**Given request**
Images are not part of the copy; write out the rest of the data exactly as given.

A run of records:
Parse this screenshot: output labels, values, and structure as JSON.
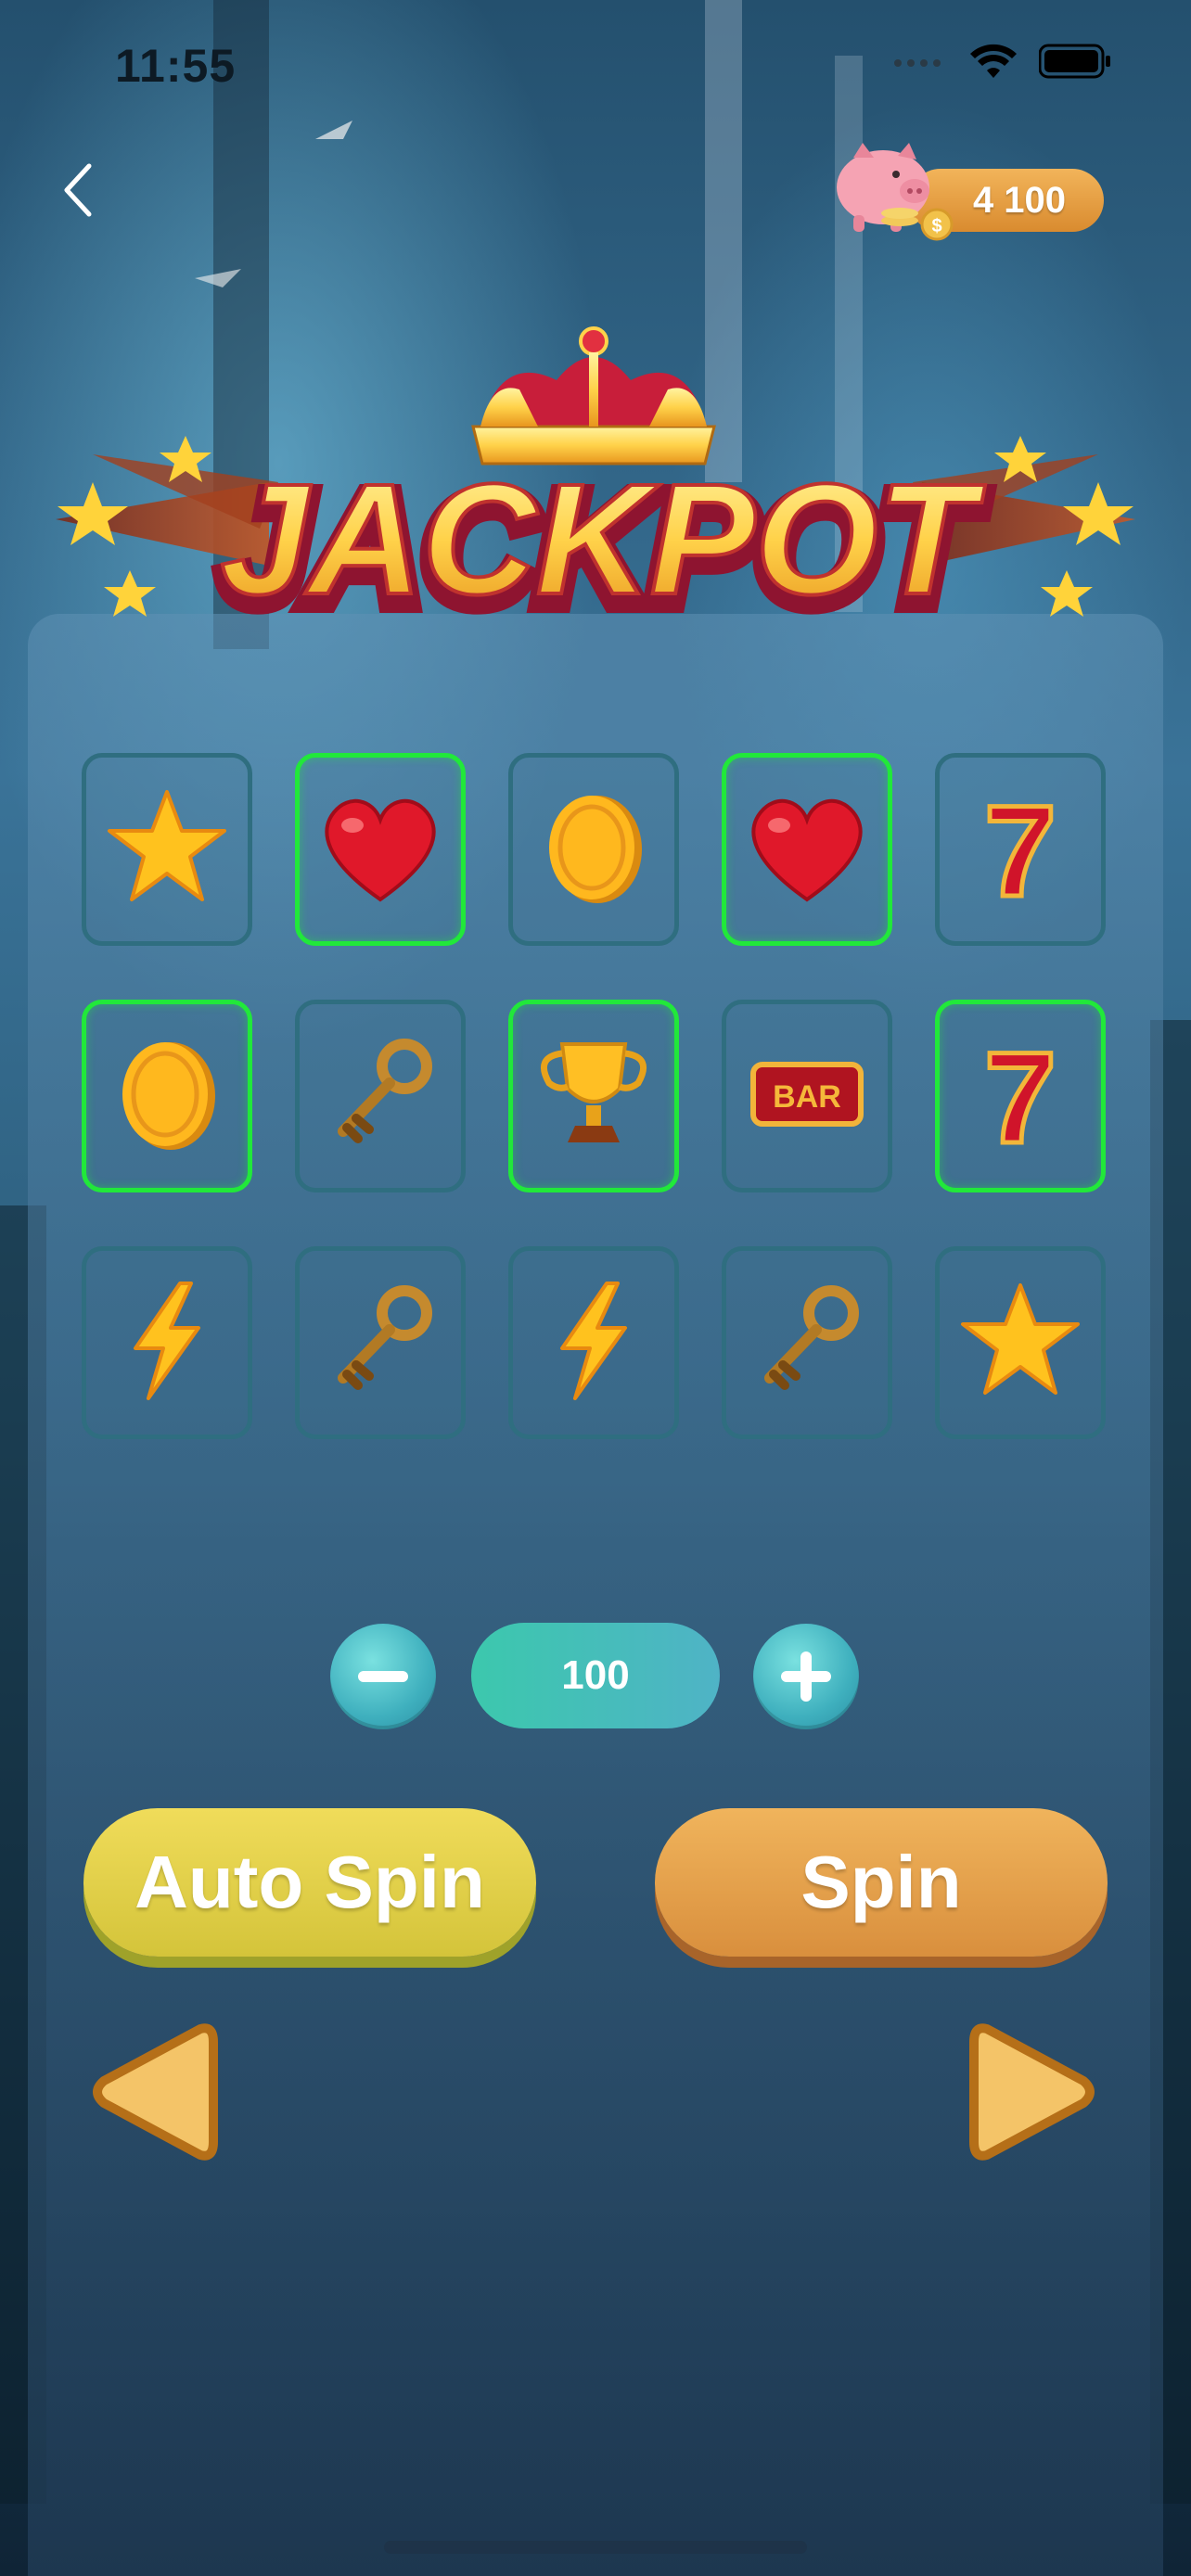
{
  "status_bar": {
    "time": "11:55",
    "signal_icon": "cellular-signal-icon",
    "wifi_icon": "wifi-icon",
    "battery_icon": "battery-icon"
  },
  "header": {
    "back_icon": "chevron-left-icon",
    "bank_icon": "piggy-bank-icon",
    "coins": "4 100"
  },
  "logo": {
    "text": "JACKPOT",
    "crown_icon": "crown-icon",
    "star_icon": "star-icon"
  },
  "reels": {
    "rows": [
      [
        {
          "symbol": "star",
          "icon": "star-icon",
          "win": false
        },
        {
          "symbol": "heart",
          "icon": "heart-icon",
          "win": true
        },
        {
          "symbol": "coin",
          "icon": "coin-icon",
          "win": false
        },
        {
          "symbol": "heart",
          "icon": "heart-icon",
          "win": true
        },
        {
          "symbol": "seven",
          "icon": "seven-icon",
          "label": "7",
          "win": false
        }
      ],
      [
        {
          "symbol": "coin",
          "icon": "coin-icon",
          "win": true
        },
        {
          "symbol": "key",
          "icon": "key-icon",
          "win": false
        },
        {
          "symbol": "trophy",
          "icon": "trophy-icon",
          "win": true
        },
        {
          "symbol": "bar",
          "icon": "bar-icon",
          "label": "BAR",
          "win": false
        },
        {
          "symbol": "seven",
          "icon": "seven-icon",
          "label": "7",
          "win": true
        }
      ],
      [
        {
          "symbol": "lightning",
          "icon": "lightning-icon",
          "win": false
        },
        {
          "symbol": "key",
          "icon": "key-icon",
          "win": false
        },
        {
          "symbol": "lightning",
          "icon": "lightning-icon",
          "win": false
        },
        {
          "symbol": "key",
          "icon": "key-icon",
          "win": false
        },
        {
          "symbol": "star",
          "icon": "star-icon",
          "win": false
        }
      ]
    ],
    "win_color": "#21e83a"
  },
  "bet": {
    "value": "100",
    "minus_icon": "minus-icon",
    "plus_icon": "plus-icon"
  },
  "buttons": {
    "auto_spin": "Auto Spin",
    "spin": "Spin"
  },
  "nav": {
    "prev_icon": "triangle-left-icon",
    "next_icon": "triangle-right-icon"
  },
  "colors": {
    "auto_spin": "#e2d24a",
    "spin": "#e4a04c",
    "bank_pill": "#e6a043",
    "stepper": "#3fb0be"
  }
}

**Solved exercise**
Parse this screenshot: output labels, values, and structure as JSON.
{
  "status_bar": {
    "time": "11:55",
    "signal_icon": "cellular-signal-icon",
    "wifi_icon": "wifi-icon",
    "battery_icon": "battery-icon"
  },
  "header": {
    "back_icon": "chevron-left-icon",
    "bank_icon": "piggy-bank-icon",
    "coins": "4 100"
  },
  "logo": {
    "text": "JACKPOT",
    "crown_icon": "crown-icon",
    "star_icon": "star-icon"
  },
  "reels": {
    "rows": [
      [
        {
          "symbol": "star",
          "icon": "star-icon",
          "win": false
        },
        {
          "symbol": "heart",
          "icon": "heart-icon",
          "win": true
        },
        {
          "symbol": "coin",
          "icon": "coin-icon",
          "win": false
        },
        {
          "symbol": "heart",
          "icon": "heart-icon",
          "win": true
        },
        {
          "symbol": "seven",
          "icon": "seven-icon",
          "label": "7",
          "win": false
        }
      ],
      [
        {
          "symbol": "coin",
          "icon": "coin-icon",
          "win": true
        },
        {
          "symbol": "key",
          "icon": "key-icon",
          "win": false
        },
        {
          "symbol": "trophy",
          "icon": "trophy-icon",
          "win": true
        },
        {
          "symbol": "bar",
          "icon": "bar-icon",
          "label": "BAR",
          "win": false
        },
        {
          "symbol": "seven",
          "icon": "seven-icon",
          "label": "7",
          "win": true
        }
      ],
      [
        {
          "symbol": "lightning",
          "icon": "lightning-icon",
          "win": false
        },
        {
          "symbol": "key",
          "icon": "key-icon",
          "win": false
        },
        {
          "symbol": "lightning",
          "icon": "lightning-icon",
          "win": false
        },
        {
          "symbol": "key",
          "icon": "key-icon",
          "win": false
        },
        {
          "symbol": "star",
          "icon": "star-icon",
          "win": false
        }
      ]
    ],
    "win_color": "#21e83a"
  },
  "bet": {
    "value": "100",
    "minus_icon": "minus-icon",
    "plus_icon": "plus-icon"
  },
  "buttons": {
    "auto_spin": "Auto Spin",
    "spin": "Spin"
  },
  "nav": {
    "prev_icon": "triangle-left-icon",
    "next_icon": "triangle-right-icon"
  },
  "colors": {
    "auto_spin": "#e2d24a",
    "spin": "#e4a04c",
    "bank_pill": "#e6a043",
    "stepper": "#3fb0be"
  }
}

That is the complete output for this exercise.